### DIRECTIONS:
A. List every place named in the passage about General McClellan and the detachment of McDowell's corps.
B. In the passage about General McClellan and the detachment of McDowell's corps, on what day did McClellan receive the telegram?
C. Translate this sentence from the passage about General McClellan and the detachment of McDowell's corps into Spanish: "It made rapid and brilliant operations impossible."

General Heintzelman arrived in front of the works, and was greeted with shells from Magruder's batteries. While the cannon were booming on that afternoon of the 4th, the following brief telegram was sent over the wires from Washington to Fortress Monroe:—
"By direction of the President, General McDowell's army corps has been detached from the force under your immediate command, and the General is ordered to report to the Secretary of War."
General McClellan received it on the 5th. He remarks:—
"To me the blow was most discouraging. It frustrated all my plans for impending operations. It fell when I was too deeply committed to withdraw. It left me incapable of continuing operations which had been begun. It compelled the adoption of another, a different, and a less effective plan of campaign. It made rapid and brilliant operations impossible. It was a fatal error. It was now of course out of my power to turn Yorktown by West Point. I had therefore no choice left but to attack it directly in front as I best could with the force at my command."[12]
This brief despatch will demand the patient consideration of historians in the future, who, when the passions and prejudices of men have passed away, calmly and dispassionately review the causes of the failure of the Peninsular campaign. On one hand, it is alleged to have been the fatal error; that it was an unwarrantable interference, which made it impossible for General McClellan to conduct the campaign to a successful issue.

### Entries taken from a collection:
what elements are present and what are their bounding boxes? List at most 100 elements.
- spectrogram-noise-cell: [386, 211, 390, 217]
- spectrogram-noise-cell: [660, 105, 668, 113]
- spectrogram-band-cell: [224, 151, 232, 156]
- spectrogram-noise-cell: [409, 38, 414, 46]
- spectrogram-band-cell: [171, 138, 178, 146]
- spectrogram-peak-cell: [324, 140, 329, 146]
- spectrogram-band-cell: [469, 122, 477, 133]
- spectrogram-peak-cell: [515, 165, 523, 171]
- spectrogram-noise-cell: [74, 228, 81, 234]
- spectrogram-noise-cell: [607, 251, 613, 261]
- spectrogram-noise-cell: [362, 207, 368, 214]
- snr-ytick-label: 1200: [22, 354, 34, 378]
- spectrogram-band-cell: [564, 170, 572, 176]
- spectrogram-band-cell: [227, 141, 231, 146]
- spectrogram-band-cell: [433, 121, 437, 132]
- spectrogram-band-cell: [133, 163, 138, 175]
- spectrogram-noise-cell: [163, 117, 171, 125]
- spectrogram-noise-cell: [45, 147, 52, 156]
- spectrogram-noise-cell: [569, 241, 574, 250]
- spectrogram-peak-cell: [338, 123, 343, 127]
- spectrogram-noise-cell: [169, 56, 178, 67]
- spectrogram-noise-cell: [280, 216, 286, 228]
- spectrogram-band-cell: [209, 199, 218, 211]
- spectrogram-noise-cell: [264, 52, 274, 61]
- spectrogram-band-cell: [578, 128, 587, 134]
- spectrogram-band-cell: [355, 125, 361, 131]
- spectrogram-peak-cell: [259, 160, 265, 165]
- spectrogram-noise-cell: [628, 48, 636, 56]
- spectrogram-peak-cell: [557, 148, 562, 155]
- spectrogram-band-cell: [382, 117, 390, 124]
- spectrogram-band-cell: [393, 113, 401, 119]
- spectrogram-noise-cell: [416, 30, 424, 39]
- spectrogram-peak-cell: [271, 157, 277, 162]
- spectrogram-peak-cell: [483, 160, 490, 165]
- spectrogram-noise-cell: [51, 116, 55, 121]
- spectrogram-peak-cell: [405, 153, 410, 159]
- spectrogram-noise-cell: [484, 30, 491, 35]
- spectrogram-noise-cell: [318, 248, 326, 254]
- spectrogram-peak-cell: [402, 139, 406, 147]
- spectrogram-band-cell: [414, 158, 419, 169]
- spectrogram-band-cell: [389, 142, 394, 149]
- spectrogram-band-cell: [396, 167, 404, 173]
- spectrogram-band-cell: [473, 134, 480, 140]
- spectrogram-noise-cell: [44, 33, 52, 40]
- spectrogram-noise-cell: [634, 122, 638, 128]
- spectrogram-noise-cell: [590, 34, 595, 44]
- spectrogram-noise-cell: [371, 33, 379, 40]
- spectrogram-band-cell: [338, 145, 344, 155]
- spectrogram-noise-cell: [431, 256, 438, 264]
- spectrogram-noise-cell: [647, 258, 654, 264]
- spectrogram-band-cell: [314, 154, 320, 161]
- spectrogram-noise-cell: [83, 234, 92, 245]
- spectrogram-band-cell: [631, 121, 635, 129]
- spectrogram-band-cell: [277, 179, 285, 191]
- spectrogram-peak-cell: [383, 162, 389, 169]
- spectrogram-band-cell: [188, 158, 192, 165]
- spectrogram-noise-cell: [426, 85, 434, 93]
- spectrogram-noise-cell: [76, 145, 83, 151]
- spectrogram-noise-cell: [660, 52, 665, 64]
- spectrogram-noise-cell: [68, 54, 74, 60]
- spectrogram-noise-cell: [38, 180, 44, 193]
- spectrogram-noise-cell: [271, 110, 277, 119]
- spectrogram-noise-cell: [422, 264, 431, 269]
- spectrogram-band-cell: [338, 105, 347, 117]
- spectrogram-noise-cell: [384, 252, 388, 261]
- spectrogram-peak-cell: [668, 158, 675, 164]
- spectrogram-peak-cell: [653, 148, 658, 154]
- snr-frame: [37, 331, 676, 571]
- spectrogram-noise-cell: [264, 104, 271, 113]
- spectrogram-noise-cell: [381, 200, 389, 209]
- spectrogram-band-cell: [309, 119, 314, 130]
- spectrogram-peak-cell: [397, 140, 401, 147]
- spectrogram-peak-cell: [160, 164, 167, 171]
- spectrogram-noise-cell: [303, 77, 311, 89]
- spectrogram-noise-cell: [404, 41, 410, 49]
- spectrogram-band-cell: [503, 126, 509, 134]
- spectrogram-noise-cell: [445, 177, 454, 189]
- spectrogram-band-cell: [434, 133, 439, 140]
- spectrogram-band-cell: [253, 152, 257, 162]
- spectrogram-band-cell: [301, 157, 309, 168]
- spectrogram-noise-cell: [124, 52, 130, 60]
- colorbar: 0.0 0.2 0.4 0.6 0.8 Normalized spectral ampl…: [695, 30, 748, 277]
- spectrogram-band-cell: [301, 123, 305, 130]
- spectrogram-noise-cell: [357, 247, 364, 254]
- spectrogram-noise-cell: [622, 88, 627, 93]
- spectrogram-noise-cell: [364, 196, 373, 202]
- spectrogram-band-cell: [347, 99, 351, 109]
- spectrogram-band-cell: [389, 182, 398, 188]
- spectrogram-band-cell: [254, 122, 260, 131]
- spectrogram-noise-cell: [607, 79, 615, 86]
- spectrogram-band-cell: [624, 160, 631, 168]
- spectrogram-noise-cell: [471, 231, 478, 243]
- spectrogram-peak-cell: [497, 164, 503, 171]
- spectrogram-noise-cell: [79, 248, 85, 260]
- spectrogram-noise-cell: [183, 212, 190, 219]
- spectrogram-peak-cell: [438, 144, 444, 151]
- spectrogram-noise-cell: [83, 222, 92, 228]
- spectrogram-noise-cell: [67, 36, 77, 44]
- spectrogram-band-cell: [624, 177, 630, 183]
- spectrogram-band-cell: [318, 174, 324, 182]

### RESULTS OF THE EXERCISE:
A. Washington, Fortress Monroe, Yorktown, West Point

B. He received it on the 5th.

C. Hizo imposibles las operaciones rápidas y brillantes.